Excerpted text:
══════

The BOM’s facility for accessing Climate Data Online works, no doubt about that. My previous concern that it was designed to confuse rather than enlighten is, unfortunately confirmed.
My next post will take you through the ACORN-SAT process. Then we can get on with looking at the original questions of “why the adjustments” and “how are the adjustments made?”
I’ll finish with a view of my first attempt at generating a map with Mathematica. It shows a map of Australia and surrounds with a red dot at the location of each weather station.
I’ve cropped lots of the outlying stations like those in Antarctica.
Not bad for a first effort, if I say so myself!

══════

Tasks to carry out:
(1) According to the BOM climate data post, what does a red dot mark on the Mathematica map?
(2) Edit the BOM climate data post starting with "My next post" and going on through "those in Antarctica.", putting "Python" in place of "Mathematica".
Draw only on the BOM climate data post when responding here.

══════

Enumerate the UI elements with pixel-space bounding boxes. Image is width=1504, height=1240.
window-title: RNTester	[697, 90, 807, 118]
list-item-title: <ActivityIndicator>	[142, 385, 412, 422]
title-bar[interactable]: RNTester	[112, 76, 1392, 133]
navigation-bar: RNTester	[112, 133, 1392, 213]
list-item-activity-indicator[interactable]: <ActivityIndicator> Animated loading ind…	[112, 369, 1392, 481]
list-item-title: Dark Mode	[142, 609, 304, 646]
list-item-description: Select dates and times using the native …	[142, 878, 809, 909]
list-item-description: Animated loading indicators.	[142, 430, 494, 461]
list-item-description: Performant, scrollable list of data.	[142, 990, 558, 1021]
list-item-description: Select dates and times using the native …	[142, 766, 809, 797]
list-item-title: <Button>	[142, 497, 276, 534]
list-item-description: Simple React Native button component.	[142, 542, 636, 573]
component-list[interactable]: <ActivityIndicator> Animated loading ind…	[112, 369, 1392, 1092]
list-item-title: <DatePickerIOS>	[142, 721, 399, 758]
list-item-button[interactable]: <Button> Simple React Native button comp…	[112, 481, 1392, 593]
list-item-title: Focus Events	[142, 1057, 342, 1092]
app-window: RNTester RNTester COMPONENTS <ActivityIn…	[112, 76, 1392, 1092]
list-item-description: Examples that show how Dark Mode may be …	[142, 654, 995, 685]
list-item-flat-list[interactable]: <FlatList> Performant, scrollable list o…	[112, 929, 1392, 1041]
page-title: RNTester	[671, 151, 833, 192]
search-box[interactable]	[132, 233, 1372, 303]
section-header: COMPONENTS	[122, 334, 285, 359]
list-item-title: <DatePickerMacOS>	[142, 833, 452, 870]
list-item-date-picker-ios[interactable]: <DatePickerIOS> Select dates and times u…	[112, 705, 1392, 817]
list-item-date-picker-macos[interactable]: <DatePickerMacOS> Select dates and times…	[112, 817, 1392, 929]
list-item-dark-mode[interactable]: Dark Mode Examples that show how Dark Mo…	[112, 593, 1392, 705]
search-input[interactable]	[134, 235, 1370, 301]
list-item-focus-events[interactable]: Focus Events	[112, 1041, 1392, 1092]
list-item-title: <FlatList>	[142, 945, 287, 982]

══════

Numbered answers:
(1) The location of each weather station.

(2)
My next post will take you through the ACORN-SAT process. Then we can get on with looking at the original questions of “why the adjustments” and “how are the adjustments made?”
I’ll finish with a view of my first attempt at generating a map with Python. It shows a map of Australia and surrounds with a red dot at the location of each weather station.
I’ve cropped lots of the outlying stations like those in Antarctica.